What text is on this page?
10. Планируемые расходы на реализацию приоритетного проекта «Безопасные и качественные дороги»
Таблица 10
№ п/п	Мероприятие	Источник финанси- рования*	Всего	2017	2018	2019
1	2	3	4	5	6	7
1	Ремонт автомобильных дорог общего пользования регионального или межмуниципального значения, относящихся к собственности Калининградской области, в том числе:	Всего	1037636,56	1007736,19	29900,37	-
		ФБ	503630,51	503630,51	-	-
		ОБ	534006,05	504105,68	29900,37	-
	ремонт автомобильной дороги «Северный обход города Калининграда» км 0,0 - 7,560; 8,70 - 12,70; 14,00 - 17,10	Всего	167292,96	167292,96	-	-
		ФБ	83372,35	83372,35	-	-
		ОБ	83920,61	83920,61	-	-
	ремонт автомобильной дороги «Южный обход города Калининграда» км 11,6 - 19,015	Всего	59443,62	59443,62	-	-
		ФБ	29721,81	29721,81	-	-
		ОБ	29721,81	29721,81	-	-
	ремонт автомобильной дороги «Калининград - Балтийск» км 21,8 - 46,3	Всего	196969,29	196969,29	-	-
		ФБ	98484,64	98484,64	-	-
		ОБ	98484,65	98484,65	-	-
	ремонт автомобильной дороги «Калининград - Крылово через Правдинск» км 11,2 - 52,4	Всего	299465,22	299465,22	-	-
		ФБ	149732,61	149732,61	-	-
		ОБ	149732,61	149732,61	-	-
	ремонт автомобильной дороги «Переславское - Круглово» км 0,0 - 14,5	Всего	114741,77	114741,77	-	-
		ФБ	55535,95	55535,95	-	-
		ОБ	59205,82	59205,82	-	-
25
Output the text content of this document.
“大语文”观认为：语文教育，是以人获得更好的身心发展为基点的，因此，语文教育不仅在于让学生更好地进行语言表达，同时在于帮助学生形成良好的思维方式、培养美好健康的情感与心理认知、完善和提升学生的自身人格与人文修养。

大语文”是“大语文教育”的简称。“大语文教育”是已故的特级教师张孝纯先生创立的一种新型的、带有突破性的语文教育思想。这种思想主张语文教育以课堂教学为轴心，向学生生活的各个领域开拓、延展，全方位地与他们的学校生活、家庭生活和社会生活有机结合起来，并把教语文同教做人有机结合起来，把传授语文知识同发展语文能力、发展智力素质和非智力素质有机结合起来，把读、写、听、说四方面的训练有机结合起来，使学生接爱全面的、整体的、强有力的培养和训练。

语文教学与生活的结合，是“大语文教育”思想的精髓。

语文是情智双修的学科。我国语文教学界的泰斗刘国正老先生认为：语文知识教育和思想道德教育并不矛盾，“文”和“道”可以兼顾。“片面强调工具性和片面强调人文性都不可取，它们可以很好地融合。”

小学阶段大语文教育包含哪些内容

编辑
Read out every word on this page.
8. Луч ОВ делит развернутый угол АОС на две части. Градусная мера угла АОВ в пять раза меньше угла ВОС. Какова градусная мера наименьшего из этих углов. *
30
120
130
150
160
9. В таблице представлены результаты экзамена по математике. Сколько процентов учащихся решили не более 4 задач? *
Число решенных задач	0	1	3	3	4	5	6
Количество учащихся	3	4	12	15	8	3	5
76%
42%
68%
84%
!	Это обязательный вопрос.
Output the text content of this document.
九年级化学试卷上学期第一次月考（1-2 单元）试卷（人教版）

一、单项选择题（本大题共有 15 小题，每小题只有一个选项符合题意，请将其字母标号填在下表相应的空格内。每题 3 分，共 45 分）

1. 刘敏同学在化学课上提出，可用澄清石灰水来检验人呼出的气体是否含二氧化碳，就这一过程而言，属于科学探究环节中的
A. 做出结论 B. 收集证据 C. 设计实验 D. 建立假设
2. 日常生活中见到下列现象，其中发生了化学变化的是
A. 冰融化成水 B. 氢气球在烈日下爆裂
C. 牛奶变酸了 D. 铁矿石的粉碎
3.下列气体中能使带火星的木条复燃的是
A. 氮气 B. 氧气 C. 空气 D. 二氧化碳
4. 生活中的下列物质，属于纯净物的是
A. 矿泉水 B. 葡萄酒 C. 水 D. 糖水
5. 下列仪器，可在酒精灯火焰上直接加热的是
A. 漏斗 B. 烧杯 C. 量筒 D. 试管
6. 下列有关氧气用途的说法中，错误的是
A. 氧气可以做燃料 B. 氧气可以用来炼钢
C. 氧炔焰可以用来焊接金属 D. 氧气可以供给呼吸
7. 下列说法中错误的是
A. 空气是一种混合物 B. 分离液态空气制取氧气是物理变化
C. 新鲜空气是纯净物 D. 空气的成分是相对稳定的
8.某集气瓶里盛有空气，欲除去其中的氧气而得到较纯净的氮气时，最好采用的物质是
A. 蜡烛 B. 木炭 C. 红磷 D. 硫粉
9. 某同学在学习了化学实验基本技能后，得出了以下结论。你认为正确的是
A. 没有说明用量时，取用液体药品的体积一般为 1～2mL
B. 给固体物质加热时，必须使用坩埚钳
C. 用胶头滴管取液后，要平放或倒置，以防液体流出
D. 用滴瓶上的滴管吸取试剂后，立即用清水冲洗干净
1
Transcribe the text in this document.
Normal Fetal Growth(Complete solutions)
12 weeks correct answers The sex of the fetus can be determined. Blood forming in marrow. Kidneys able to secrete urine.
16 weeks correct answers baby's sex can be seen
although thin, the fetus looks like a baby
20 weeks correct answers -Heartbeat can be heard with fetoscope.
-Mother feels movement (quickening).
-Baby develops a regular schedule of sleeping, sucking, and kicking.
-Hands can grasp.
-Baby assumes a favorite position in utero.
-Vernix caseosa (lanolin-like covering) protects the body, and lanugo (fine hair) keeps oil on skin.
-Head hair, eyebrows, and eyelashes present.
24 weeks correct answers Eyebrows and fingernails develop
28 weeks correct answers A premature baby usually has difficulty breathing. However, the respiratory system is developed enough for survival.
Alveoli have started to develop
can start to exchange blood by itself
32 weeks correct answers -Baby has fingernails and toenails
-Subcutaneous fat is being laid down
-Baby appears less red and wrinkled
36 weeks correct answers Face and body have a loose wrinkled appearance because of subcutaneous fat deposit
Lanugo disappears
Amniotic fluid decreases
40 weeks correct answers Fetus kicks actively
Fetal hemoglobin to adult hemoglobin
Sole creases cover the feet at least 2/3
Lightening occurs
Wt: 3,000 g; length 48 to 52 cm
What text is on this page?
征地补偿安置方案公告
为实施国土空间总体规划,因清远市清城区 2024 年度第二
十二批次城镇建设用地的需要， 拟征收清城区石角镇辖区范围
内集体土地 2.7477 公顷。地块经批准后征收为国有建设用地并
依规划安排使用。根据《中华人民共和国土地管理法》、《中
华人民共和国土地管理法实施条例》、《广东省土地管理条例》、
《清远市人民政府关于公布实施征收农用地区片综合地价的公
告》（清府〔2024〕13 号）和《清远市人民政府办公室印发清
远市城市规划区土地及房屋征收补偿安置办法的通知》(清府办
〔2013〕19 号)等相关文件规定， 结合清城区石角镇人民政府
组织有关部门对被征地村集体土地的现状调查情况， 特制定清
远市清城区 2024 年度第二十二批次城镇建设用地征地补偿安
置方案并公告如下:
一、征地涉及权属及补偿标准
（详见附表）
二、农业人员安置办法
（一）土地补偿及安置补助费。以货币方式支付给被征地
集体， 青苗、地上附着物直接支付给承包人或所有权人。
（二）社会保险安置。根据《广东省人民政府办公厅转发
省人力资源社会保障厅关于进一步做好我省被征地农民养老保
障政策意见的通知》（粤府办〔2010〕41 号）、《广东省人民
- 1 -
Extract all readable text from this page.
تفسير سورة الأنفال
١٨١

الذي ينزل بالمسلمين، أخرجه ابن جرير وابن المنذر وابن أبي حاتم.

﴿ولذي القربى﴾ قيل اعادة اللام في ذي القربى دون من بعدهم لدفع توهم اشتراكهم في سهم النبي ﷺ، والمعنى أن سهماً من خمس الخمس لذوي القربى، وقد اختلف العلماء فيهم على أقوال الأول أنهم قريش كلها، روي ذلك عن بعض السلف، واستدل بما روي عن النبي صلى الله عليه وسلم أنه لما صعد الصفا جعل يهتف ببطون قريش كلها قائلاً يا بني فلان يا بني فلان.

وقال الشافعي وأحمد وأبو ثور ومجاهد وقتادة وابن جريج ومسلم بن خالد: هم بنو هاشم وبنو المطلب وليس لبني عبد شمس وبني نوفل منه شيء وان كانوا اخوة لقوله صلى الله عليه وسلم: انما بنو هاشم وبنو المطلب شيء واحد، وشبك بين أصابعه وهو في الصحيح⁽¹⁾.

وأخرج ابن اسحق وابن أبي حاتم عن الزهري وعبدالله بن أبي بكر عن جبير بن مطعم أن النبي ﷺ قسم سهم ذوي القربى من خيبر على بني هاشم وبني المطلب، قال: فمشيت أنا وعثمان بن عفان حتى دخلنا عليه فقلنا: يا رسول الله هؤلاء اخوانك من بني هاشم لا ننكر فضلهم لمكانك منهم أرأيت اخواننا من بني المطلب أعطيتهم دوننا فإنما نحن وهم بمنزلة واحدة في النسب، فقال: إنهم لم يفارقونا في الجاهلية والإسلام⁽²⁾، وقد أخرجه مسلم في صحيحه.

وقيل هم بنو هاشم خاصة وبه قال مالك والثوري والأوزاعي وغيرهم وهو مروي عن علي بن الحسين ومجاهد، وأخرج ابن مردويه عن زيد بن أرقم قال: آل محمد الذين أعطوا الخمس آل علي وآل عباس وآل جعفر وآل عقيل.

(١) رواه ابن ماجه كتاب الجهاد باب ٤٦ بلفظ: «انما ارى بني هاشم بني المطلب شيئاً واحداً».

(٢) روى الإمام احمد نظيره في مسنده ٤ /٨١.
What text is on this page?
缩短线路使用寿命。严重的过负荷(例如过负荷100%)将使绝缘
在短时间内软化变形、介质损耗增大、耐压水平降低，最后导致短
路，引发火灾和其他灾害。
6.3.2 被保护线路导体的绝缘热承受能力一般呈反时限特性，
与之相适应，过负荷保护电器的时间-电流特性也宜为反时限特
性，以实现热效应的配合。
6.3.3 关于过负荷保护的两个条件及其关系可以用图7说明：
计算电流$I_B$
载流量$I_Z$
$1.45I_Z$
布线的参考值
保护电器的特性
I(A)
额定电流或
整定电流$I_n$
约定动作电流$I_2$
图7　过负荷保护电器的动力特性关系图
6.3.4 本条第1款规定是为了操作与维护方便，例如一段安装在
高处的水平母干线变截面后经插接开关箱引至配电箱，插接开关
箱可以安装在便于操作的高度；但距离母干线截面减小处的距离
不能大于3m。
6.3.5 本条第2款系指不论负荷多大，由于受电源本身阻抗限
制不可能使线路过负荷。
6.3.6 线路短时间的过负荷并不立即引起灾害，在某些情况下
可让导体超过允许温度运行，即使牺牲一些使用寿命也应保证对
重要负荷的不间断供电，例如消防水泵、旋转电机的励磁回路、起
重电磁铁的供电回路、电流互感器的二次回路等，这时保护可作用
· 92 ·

====================

[Job]
From the records above, pick out and copy each line holding the word "هاشم".

[Solution for this problem]
وقال الشافعي وأحمد وأبو ثور ومجاهد وقتادة وابن جريج ومسلم بن خالد: هم بنو هاشم وبنو المطلب وليس لبني عبد شمس وبني نوفل منه شيء وان كانوا اخوة لقوله صلى الله عليه وسلم: انما بنو هاشم وبنو المطلب شيء واحد، وشبك بين أصابعه وهو في الصحيح⁽¹⁾.
وأخرج ابن اسحق وابن أبي حاتم عن الزهري وعبدالله بن أبي بكر عن جبير بن مطعم أن النبي ﷺ قسم سهم ذوي القربى من خيبر على بني هاشم وبني المطلب، قال: فمشيت أنا وعثمان بن عفان حتى دخلنا عليه فقلنا: يا رسول الله هؤلاء اخوانك من بني هاشم لا ننكر فضلهم لمكانك منهم أرأيت اخواننا من بني المطلب أعطيتهم دوننا فإنما نحن وهم بمنزلة واحدة في النسب، فقال: إنهم لم يفارقونا في الجاهلية والإسلام⁽²⁾، وقد أخرجه مسلم في صحيحه.
وقيل هم بنو هاشم خاصة وبه قال مالك والثوري والأوزاعي وغيرهم وهو مروي عن علي بن الحسين ومجاهد، وأخرج ابن مردويه عن زيد بن أرقم قال: آل محمد الذين أعطوا الخمس آل علي وآل عباس وآل جعفر وآل عقيل.
(١) رواه ابن ماجه كتاب الجهاد باب ٤٦ بلفظ: «انما ارى بني هاشم بني المطلب شيئاً واحداً».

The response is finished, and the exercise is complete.